[Entries from a dataset]

=======

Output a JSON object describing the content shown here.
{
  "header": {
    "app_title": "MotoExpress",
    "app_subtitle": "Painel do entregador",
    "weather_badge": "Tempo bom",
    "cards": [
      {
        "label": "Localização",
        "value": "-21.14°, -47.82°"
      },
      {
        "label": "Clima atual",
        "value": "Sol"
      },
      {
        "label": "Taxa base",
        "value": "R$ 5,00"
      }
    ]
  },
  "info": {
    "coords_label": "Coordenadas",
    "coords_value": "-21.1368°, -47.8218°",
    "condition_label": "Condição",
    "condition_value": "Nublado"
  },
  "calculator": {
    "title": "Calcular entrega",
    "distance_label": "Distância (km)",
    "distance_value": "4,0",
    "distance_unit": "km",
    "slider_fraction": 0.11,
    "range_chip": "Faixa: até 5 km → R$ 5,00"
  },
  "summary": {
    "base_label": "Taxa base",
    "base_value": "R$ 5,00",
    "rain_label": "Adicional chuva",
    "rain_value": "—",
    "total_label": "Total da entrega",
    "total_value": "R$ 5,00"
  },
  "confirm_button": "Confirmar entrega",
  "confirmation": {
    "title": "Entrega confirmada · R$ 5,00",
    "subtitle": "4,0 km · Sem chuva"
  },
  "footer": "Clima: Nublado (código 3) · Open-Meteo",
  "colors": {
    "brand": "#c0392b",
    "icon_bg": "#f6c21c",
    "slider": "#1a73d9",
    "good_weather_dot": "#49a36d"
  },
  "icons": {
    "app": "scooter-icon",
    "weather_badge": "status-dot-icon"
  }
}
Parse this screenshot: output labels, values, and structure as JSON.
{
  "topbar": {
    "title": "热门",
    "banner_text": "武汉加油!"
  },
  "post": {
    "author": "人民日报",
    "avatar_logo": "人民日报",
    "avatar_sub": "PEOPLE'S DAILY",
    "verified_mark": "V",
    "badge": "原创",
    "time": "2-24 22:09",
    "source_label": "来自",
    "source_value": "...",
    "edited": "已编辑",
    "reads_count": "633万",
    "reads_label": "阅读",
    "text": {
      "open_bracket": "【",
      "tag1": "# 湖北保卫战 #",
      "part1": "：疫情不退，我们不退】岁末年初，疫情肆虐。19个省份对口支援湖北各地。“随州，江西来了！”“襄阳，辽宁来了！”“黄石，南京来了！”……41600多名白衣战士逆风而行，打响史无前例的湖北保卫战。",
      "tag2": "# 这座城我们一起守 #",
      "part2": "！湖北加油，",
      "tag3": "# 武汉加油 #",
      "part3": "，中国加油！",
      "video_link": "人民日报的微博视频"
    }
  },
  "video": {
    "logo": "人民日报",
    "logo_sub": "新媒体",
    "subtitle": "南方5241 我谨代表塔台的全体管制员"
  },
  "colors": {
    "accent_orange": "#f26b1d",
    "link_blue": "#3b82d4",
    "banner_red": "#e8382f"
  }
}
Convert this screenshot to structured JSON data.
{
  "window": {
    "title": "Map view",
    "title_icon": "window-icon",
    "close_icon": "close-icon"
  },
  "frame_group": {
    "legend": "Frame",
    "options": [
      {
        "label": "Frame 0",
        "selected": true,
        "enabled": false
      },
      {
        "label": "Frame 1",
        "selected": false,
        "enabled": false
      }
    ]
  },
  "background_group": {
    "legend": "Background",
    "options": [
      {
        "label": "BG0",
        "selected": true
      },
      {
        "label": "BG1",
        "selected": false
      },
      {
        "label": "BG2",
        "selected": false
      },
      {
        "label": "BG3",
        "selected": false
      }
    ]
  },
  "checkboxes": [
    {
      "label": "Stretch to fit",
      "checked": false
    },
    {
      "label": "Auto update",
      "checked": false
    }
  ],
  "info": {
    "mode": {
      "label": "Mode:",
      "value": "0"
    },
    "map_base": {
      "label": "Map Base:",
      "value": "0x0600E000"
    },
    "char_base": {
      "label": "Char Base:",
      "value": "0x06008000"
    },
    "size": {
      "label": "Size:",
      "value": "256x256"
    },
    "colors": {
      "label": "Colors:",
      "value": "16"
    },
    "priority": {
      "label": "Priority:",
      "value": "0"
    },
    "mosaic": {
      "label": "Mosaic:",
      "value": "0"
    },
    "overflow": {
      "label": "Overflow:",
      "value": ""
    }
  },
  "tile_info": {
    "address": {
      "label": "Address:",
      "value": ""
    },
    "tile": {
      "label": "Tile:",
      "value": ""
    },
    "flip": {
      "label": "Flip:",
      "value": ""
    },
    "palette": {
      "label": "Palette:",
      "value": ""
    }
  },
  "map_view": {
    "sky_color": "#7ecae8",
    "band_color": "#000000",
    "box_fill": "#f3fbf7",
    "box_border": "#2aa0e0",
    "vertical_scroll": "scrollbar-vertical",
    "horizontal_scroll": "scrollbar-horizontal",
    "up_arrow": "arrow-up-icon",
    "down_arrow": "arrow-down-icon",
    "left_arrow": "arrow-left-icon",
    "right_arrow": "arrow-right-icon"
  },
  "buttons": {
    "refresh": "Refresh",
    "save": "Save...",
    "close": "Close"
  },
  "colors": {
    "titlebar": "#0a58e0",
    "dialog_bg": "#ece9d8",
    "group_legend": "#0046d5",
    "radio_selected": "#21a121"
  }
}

=======

Aim » Send back all of the entries exactly, with nothing missing.

Solution »
Output a JSON object describing the content shown here.
{
  "header": {
    "app_title": "MotoExpress",
    "app_subtitle": "Painel do entregador",
    "weather_badge": "Tempo bom",
    "cards": [
      {
        "label": "Localização",
        "value": "-21.14°, -47.82°"
      },
      {
        "label": "Clima atual",
        "value": "Sol"
      },
      {
        "label": "Taxa base",
        "value": "R$ 5,00"
      }
    ]
  },
  "info": {
    "coords_label": "Coordenadas",
    "coords_value": "-21.1368°, -47.8218°",
    "condition_label": "Condição",
    "condition_value": "Nublado"
  },
  "calculator": {
    "title": "Calcular entrega",
    "distance_label": "Distância (km)",
    "distance_value": "4,0",
    "distance_unit": "km",
    "slider_fraction": 0.11,
    "range_chip": "Faixa: até 5 km → R$ 5,00"
  },
  "summary": {
    "base_label": "Taxa base",
    "base_value": "R$ 5,00",
    "rain_label": "Adicional chuva",
    "rain_value": "—",
    "total_label": "Total da entrega",
    "total_value": "R$ 5,00"
  },
  "confirm_button": "Confirmar entrega",
  "confirmation": {
    "title": "Entrega confirmada · R$ 5,00",
    "subtitle": "4,0 km · Sem chuva"
  },
  "footer": "Clima: Nublado (código 3) · Open-Meteo",
  "colors": {
    "brand": "#c0392b",
    "icon_bg": "#f6c21c",
    "slider": "#1a73d9",
    "good_weather_dot": "#49a36d"
  },
  "icons": {
    "app": "scooter-icon",
    "weather_badge": "status-dot-icon"
  }
}
Parse this screenshot: output labels, values, and structure as JSON.
{
  "topbar": {
    "title": "热门",
    "banner_text": "武汉加油!"
  },
  "post": {
    "author": "人民日报",
    "avatar_logo": "人民日报",
    "avatar_sub": "PEOPLE'S DAILY",
    "verified_mark": "V",
    "badge": "原创",
    "time": "2-24 22:09",
    "source_label": "来自",
    "source_value": "...",
    "edited": "已编辑",
    "reads_count": "633万",
    "reads_label": "阅读",
    "text": {
      "open_bracket": "【",
      "tag1": "# 湖北保卫战 #",
      "part1": "：疫情不退，我们不退】岁末年初，疫情肆虐。19个省份对口支援湖北各地。“随州，江西来了！”“襄阳，辽宁来了！”“黄石，南京来了！”……41600多名白衣战士逆风而行，打响史无前例的湖北保卫战。",
      "tag2": "# 这座城我们一起守 #",
      "part2": "！湖北加油，",
      "tag3": "# 武汉加油 #",
      "part3": "，中国加油！",
      "video_link": "人民日报的微博视频"
    }
  },
  "video": {
    "logo": "人民日报",
    "logo_sub": "新媒体",
    "subtitle": "南方5241 我谨代表塔台的全体管制员"
  },
  "colors": {
    "accent_orange": "#f26b1d",
    "link_blue": "#3b82d4",
    "banner_red": "#e8382f"
  }
}
Convert this screenshot to structured JSON data.
{
  "window": {
    "title": "Map view",
    "title_icon": "window-icon",
    "close_icon": "close-icon"
  },
  "frame_group": {
    "legend": "Frame",
    "options": [
      {
        "label": "Frame 0",
        "selected": true,
        "enabled": false
      },
      {
        "label": "Frame 1",
        "selected": false,
        "enabled": false
      }
    ]
  },
  "background_group": {
    "legend": "Background",
    "options": [
      {
        "label": "BG0",
        "selected": true
      },
      {
        "label": "BG1",
        "selected": false
      },
      {
        "label": "BG2",
        "selected": false
      },
      {
        "label": "BG3",
        "selected": false
      }
    ]
  },
  "checkboxes": [
    {
      "label": "Stretch to fit",
      "checked": false
    },
    {
      "label": "Auto update",
      "checked": false
    }
  ],
  "info": {
    "mode": {
      "label": "Mode:",
      "value": "0"
    },
    "map_base": {
      "label": "Map Base:",
      "value": "0x0600E000"
    },
    "char_base": {
      "label": "Char Base:",
      "value": "0x06008000"
    },
    "size": {
      "label": "Size:",
      "value": "256x256"
    },
    "colors": {
      "label": "Colors:",
      "value": "16"
    },
    "priority": {
      "label": "Priority:",
      "value": "0"
    },
    "mosaic": {
      "label": "Mosaic:",
      "value": "0"
    },
    "overflow": {
      "label": "Overflow:",
      "value": ""
    }
  },
  "tile_info": {
    "address": {
      "label": "Address:",
      "value": ""
    },
    "tile": {
      "label": "Tile:",
      "value": ""
    },
    "flip": {
      "label": "Flip:",
      "value": ""
    },
    "palette": {
      "label": "Palette:",
      "value": ""
    }
  },
  "map_view": {
    "sky_color": "#7ecae8",
    "band_color": "#000000",
    "box_fill": "#f3fbf7",
    "box_border": "#2aa0e0",
    "vertical_scroll": "scrollbar-vertical",
    "horizontal_scroll": "scrollbar-horizontal",
    "up_arrow": "arrow-up-icon",
    "down_arrow": "arrow-down-icon",
    "left_arrow": "arrow-left-icon",
    "right_arrow": "arrow-right-icon"
  },
  "buttons": {
    "refresh": "Refresh",
    "save": "Save...",
    "close": "Close"
  },
  "colors": {
    "titlebar": "#0a58e0",
    "dialog_bg": "#ece9d8",
    "group_legend": "#0046d5",
    "radio_selected": "#21a121"
  }
}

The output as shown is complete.